(Extracted records)
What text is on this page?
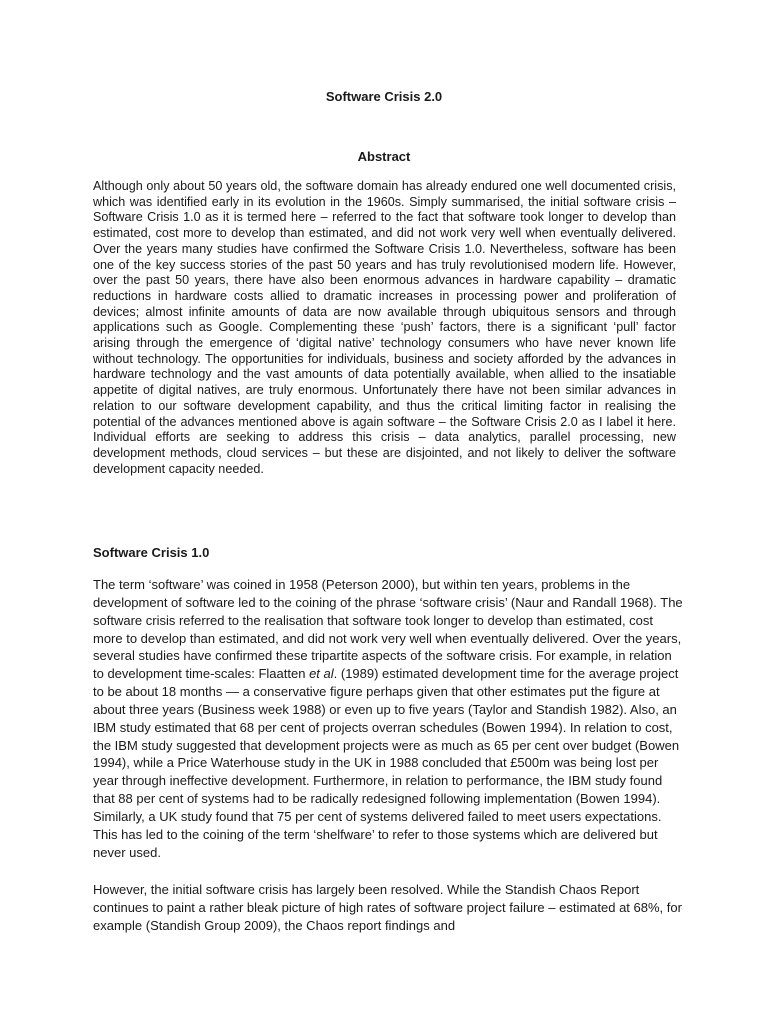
Software Crisis 2.0
Abstract

Although only about 50 years old, the software domain has already endured one well documented crisis, which was identified early in its evolution in the 1960s. Simply summarised, the initial software crisis – Software Crisis 1.0 as it is termed here – referred to the fact that software took longer to develop than estimated, cost more to develop than estimated, and did not work very well when eventually delivered. Over the years many studies have confirmed the Software Crisis 1.0. Nevertheless, software has been one of the key success stories of the past 50 years and has truly revolutionised modern life. However, over the past 50 years, there have also been enormous advances in hardware capability – dramatic reductions in hardware costs allied to dramatic increases in processing power and proliferation of devices; almost infinite amounts of data are now available through ubiquitous sensors and through applications such as Google. Complementing these ‘push’ factors, there is a significant ‘pull’ factor arising through the emergence of ‘digital native’ technology consumers who have never known life without technology. The opportunities for individuals, business and society afforded by the advances in hardware technology and the vast amounts of data potentially available, when allied to the insatiable appetite of digital natives, are truly enormous. Unfortunately there have not been similar advances in relation to our software development capability, and thus the critical limiting factor in realising the potential of the advances mentioned above is again software – the Software Crisis 2.0 as I label it here. Individual efforts are seeking to address this crisis – data analytics, parallel processing, new development methods, cloud services – but these are disjointed, and not likely to deliver the software development capacity needed.

Software Crisis 1.0

The term ‘software’ was coined in 1958 (Peterson 2000), but within ten years, problems in the development of software led to the coining of the phrase ‘software crisis’ (Naur and Randall 1968). The software crisis referred to the realisation that software took longer to develop than estimated, cost more to develop than estimated, and did not work very well when eventually delivered. Over the years, several studies have confirmed these tripartite aspects of the software crisis. For example, in relation to development time-scales: Flaatten et al. (1989) estimated development time for the average project to be about 18 months — a conservative figure perhaps given that other estimates put the figure at about three years (Business week 1988) or even up to five years (Taylor and Standish 1982). Also, an IBM study estimated that 68 per cent of projects overran schedules (Bowen 1994). In relation to cost, the IBM study suggested that development projects were as much as 65 per cent over budget (Bowen 1994), while a Price Waterhouse study in the UK in 1988 concluded that £500m was being lost per year through ineffective development. Furthermore, in relation to performance, the IBM study found that 88 per cent of systems had to be radically redesigned following implementation (Bowen 1994). Similarly, a UK study found that 75 per cent of systems delivered failed to meet users expectations. This has led to the coining of the term ‘shelfware’ to refer to those systems which are delivered but never used.

However, the initial software crisis has largely been resolved. While the Standish Chaos Report continues to paint a rather bleak picture of high rates of software project failure – estimated at 68%, for example (Standish Group 2009), the Chaos report findings and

## What is expected
Extract all the data above exactly, excluding every picture.

## Finished task
What text is on this page?
Software Crisis 2.0
Abstract

Although only about 50 years old, the software domain has already endured one well documented crisis, which was identified early in its evolution in the 1960s. Simply summarised, the initial software crisis – Software Crisis 1.0 as it is termed here – referred to the fact that software took longer to develop than estimated, cost more to develop than estimated, and did not work very well when eventually delivered. Over the years many studies have confirmed the Software Crisis 1.0. Nevertheless, software has been one of the key success stories of the past 50 years and has truly revolutionised modern life. However, over the past 50 years, there have also been enormous advances in hardware capability – dramatic reductions in hardware costs allied to dramatic increases in processing power and proliferation of devices; almost infinite amounts of data are now available through ubiquitous sensors and through applications such as Google. Complementing these ‘push’ factors, there is a significant ‘pull’ factor arising through the emergence of ‘digital native’ technology consumers who have never known life without technology. The opportunities for individuals, business and society afforded by the advances in hardware technology and the vast amounts of data potentially available, when allied to the insatiable appetite of digital natives, are truly enormous. Unfortunately there have not been similar advances in relation to our software development capability, and thus the critical limiting factor in realising the potential of the advances mentioned above is again software – the Software Crisis 2.0 as I label it here. Individual efforts are seeking to address this crisis – data analytics, parallel processing, new development methods, cloud services – but these are disjointed, and not likely to deliver the software development capacity needed.

Software Crisis 1.0

The term ‘software’ was coined in 1958 (Peterson 2000), but within ten years, problems in the development of software led to the coining of the phrase ‘software crisis’ (Naur and Randall 1968). The software crisis referred to the realisation that software took longer to develop than estimated, cost more to develop than estimated, and did not work very well when eventually delivered. Over the years, several studies have confirmed these tripartite aspects of the software crisis. For example, in relation to development time-scales: Flaatten et al. (1989) estimated development time for the average project to be about 18 months — a conservative figure perhaps given that other estimates put the figure at about three years (Business week 1988) or even up to five years (Taylor and Standish 1982). Also, an IBM study estimated that 68 per cent of projects overran schedules (Bowen 1994). In relation to cost, the IBM study suggested that development projects were as much as 65 per cent over budget (Bowen 1994), while a Price Waterhouse study in the UK in 1988 concluded that £500m was being lost per year through ineffective development. Furthermore, in relation to performance, the IBM study found that 88 per cent of systems had to be radically redesigned following implementation (Bowen 1994). Similarly, a UK study found that 75 per cent of systems delivered failed to meet users expectations. This has led to the coining of the term ‘shelfware’ to refer to those systems which are delivered but never used.

However, the initial software crisis has largely been resolved. While the Standish Chaos Report continues to paint a rather bleak picture of high rates of software project failure – estimated at 68%, for example (Standish Group 2009), the Chaos report findings and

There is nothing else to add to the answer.